▸ **What is required**
Transcribe the items below, from the first line up to and including the line that contains "- svg-text:0.9: 0.9: [53, 119, 78, 141]". Keep every character as it appears.

▸ **Data in this exercise**

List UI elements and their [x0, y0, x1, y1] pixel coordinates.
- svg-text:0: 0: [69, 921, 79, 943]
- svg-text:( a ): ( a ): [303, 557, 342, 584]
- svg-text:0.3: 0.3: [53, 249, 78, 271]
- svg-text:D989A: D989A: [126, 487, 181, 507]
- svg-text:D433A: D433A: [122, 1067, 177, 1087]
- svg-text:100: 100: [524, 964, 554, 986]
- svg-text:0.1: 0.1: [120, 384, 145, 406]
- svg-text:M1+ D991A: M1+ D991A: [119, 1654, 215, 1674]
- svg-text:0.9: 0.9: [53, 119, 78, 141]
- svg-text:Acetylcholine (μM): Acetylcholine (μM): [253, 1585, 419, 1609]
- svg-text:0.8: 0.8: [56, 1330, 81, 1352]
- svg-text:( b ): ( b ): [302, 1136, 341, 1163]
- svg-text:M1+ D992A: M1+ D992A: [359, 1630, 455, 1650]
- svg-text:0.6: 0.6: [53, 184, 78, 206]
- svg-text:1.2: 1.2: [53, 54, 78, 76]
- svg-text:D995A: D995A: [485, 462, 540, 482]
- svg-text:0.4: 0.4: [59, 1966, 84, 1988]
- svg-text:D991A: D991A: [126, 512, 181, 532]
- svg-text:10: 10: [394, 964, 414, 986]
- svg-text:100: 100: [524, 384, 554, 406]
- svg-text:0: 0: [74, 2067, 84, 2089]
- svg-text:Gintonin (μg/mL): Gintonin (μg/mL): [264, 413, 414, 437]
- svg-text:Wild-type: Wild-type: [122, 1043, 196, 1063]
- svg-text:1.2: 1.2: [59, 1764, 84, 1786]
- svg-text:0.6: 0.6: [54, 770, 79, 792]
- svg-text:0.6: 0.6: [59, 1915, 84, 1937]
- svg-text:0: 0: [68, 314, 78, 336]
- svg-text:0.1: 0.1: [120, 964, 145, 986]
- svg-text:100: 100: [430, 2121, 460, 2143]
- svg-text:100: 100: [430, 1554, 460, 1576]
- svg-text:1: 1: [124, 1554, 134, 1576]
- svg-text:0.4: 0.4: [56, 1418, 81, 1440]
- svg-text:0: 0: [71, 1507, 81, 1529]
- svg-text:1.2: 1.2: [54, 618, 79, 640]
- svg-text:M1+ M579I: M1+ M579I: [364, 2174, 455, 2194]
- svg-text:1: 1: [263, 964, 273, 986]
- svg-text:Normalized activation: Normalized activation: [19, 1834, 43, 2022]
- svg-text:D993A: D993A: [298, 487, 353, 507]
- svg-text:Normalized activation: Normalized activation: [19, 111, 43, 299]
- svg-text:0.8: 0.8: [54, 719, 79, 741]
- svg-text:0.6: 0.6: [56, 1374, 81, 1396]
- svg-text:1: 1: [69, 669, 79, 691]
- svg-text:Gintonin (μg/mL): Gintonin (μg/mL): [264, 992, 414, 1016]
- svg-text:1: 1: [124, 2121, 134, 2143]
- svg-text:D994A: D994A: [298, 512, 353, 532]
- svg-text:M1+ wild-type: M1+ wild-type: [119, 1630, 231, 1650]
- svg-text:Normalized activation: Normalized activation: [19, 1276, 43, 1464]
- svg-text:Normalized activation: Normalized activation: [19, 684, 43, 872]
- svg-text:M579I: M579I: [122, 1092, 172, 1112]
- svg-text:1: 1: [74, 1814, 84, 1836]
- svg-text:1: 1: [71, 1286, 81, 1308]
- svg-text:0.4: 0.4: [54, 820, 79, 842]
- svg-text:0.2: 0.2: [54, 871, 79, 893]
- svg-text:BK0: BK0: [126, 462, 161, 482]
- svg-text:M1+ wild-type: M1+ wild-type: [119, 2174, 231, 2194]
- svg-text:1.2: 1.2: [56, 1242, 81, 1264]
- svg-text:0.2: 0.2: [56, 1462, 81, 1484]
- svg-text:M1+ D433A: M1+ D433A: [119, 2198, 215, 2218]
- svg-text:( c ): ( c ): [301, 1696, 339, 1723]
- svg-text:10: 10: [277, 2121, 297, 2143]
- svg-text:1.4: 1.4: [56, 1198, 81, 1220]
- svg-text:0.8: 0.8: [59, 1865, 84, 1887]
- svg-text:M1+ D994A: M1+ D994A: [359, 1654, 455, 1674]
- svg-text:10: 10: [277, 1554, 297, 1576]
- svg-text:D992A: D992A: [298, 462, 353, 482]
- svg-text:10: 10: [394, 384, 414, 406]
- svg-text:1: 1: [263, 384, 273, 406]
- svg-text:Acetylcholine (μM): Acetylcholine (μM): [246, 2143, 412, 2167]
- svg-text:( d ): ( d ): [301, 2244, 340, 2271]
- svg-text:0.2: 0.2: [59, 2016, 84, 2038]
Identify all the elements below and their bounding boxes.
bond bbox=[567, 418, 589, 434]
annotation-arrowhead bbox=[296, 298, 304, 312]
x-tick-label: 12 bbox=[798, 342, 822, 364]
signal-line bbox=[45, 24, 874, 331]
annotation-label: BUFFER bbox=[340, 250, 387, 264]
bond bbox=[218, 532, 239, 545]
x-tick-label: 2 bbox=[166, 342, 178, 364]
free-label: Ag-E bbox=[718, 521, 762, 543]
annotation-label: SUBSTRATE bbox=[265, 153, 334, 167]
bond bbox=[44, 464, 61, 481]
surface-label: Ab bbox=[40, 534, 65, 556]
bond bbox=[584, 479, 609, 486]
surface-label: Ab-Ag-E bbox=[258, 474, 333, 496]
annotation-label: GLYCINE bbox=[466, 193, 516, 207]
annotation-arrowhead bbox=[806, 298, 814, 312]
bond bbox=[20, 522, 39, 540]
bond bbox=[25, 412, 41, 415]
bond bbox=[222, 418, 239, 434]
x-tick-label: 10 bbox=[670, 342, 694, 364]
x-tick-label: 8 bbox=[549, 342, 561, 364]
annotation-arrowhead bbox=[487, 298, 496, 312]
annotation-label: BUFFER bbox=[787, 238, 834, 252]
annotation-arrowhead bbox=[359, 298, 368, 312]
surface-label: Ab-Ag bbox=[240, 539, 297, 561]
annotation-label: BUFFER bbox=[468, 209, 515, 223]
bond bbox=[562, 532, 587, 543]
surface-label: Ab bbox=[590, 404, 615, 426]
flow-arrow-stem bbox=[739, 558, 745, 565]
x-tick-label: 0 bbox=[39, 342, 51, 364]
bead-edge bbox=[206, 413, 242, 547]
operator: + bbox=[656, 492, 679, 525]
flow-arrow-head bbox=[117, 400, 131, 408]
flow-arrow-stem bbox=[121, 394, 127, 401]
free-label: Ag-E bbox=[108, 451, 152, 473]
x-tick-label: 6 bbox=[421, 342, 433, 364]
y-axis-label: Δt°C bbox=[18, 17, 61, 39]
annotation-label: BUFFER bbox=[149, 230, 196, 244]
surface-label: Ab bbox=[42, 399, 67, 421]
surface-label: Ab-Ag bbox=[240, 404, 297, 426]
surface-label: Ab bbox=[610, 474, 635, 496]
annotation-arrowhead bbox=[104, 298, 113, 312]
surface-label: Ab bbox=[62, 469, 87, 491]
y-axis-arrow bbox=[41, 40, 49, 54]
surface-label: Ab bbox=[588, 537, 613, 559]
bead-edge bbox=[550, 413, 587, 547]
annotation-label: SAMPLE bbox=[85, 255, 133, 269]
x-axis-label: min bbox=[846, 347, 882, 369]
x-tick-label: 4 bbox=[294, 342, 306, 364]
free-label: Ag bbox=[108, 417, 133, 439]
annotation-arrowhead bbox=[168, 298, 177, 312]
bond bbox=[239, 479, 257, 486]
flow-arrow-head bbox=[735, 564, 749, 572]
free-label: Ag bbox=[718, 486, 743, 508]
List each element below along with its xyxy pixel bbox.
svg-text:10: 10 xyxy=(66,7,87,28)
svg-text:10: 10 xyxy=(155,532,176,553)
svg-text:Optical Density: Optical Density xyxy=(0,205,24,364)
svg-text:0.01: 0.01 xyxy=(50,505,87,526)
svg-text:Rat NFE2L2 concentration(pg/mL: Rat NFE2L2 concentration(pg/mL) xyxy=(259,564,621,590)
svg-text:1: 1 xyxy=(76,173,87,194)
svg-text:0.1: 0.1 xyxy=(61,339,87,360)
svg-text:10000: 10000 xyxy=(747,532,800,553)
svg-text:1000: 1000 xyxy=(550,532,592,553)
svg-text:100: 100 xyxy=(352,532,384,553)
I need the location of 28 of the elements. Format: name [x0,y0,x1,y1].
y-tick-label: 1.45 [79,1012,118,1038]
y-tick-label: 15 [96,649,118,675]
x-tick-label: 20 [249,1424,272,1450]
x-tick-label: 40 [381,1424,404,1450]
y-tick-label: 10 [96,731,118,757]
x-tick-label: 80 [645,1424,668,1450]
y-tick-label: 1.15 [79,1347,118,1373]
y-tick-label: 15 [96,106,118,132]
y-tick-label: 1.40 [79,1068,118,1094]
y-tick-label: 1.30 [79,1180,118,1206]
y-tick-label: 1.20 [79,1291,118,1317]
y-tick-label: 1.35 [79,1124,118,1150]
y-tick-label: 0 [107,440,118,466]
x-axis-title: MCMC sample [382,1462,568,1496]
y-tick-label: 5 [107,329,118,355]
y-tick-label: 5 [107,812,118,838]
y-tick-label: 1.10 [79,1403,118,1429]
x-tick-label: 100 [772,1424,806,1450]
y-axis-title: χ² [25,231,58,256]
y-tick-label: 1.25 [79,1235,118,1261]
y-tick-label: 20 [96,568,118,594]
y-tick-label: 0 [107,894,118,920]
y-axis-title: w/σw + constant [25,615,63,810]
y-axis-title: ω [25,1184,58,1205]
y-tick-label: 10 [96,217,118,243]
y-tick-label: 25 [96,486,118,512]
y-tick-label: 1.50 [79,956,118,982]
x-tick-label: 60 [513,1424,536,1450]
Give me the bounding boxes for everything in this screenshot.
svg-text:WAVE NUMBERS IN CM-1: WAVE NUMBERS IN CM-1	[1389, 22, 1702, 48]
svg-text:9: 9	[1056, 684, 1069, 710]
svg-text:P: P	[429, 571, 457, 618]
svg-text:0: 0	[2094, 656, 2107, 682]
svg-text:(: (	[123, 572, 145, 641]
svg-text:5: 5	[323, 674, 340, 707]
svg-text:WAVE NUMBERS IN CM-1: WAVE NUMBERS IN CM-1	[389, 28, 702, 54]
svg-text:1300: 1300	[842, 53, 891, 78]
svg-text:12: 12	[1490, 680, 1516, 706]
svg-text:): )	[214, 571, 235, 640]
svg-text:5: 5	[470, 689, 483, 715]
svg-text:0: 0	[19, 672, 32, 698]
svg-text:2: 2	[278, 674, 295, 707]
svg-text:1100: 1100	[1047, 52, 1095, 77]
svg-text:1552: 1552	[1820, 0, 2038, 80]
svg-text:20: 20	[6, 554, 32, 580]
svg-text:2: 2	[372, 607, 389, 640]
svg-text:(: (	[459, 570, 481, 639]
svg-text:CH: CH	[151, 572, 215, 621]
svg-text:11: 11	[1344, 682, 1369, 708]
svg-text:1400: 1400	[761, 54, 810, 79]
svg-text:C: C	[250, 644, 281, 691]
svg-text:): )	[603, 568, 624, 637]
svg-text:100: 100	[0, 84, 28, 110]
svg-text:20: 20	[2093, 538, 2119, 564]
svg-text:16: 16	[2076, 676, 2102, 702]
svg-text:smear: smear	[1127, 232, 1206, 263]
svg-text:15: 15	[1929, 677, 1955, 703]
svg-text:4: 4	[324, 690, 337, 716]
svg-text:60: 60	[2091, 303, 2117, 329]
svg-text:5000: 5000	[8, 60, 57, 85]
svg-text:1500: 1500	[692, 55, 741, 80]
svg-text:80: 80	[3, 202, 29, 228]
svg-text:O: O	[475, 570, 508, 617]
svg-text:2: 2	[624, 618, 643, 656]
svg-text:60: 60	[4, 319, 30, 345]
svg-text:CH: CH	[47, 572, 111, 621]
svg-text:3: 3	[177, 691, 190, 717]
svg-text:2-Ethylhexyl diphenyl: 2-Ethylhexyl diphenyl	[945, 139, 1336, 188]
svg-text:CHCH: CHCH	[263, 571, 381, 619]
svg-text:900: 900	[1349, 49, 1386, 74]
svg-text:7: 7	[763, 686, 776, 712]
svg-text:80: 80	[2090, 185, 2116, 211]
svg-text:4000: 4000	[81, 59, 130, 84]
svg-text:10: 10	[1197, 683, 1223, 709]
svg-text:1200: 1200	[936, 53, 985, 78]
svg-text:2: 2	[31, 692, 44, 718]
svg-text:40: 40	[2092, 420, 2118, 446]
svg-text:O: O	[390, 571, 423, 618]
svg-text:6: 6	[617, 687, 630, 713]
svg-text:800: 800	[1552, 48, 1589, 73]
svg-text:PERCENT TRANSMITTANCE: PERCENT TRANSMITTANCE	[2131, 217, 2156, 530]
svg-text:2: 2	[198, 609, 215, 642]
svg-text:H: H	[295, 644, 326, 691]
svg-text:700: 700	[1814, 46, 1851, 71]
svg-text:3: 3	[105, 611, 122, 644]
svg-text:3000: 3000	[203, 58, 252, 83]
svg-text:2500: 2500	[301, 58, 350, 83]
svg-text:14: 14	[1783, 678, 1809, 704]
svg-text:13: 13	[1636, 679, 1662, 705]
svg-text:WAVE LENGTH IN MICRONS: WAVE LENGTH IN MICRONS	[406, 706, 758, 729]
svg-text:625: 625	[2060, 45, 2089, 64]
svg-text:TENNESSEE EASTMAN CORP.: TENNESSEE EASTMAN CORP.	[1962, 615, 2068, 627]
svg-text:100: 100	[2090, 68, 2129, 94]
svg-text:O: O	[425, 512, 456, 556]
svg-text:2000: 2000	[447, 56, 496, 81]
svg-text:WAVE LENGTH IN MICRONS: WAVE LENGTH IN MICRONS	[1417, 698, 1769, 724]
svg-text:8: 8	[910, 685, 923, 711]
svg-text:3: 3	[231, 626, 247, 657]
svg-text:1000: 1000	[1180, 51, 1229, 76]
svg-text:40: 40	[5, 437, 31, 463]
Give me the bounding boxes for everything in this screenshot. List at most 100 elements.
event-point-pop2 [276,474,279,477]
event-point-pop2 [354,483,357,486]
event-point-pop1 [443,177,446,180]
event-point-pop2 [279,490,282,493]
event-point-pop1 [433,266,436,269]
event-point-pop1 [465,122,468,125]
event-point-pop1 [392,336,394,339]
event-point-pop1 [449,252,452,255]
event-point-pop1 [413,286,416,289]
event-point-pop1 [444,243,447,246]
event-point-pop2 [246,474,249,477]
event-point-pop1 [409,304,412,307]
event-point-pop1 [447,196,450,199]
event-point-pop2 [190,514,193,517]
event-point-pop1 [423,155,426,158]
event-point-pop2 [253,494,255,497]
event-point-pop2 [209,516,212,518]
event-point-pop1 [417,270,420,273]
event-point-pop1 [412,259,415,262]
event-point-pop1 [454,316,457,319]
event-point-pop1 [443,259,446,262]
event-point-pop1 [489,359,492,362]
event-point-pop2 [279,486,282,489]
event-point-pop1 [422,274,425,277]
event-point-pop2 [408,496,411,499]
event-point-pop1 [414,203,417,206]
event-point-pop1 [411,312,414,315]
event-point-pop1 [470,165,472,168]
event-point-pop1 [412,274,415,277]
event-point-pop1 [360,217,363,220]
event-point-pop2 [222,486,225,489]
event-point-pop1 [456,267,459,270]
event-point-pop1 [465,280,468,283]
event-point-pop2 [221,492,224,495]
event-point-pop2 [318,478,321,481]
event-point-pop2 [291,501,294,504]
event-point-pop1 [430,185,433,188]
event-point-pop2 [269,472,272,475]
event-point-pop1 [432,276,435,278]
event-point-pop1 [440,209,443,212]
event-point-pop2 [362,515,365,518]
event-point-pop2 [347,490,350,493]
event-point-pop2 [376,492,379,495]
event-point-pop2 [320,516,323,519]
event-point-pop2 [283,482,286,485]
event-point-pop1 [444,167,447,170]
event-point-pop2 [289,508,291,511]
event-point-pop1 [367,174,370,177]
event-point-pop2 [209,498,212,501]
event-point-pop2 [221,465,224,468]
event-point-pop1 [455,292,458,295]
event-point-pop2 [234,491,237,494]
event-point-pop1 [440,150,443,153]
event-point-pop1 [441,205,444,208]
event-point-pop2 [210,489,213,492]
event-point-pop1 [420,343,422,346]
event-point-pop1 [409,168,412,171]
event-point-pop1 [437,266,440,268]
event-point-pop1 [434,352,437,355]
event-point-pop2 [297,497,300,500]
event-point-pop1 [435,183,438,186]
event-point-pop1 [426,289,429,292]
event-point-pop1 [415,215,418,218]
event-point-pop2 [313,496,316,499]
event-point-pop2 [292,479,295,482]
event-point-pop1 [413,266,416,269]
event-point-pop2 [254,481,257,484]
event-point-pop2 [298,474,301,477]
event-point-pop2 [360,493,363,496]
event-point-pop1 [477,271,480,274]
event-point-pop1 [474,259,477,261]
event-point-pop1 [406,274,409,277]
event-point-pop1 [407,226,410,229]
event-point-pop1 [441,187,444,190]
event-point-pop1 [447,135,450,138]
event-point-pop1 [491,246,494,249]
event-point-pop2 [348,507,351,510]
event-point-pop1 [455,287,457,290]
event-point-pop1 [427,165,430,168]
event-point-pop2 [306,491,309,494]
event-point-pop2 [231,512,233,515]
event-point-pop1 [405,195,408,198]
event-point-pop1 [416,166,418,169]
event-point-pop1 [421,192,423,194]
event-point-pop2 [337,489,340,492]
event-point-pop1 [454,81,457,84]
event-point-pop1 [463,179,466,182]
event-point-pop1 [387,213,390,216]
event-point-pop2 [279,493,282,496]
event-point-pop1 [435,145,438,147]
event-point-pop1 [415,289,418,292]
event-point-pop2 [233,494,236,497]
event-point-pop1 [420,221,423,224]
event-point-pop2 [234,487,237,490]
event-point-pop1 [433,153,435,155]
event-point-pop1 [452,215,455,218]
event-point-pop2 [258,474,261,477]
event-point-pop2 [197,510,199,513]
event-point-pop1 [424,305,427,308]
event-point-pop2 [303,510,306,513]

▸ **Full output**
List UI elements and their [x0, y0, x1, y1] pixel coordinates.
- svg-text:0: 0: [69, 921, 79, 943]
- svg-text:( a ): ( a ): [303, 557, 342, 584]
- svg-text:0.3: 0.3: [53, 249, 78, 271]
- svg-text:D989A: D989A: [126, 487, 181, 507]
- svg-text:D433A: D433A: [122, 1067, 177, 1087]
- svg-text:100: 100: [524, 964, 554, 986]
- svg-text:0.1: 0.1: [120, 384, 145, 406]
- svg-text:M1+ D991A: M1+ D991A: [119, 1654, 215, 1674]
- svg-text:0.9: 0.9: [53, 119, 78, 141]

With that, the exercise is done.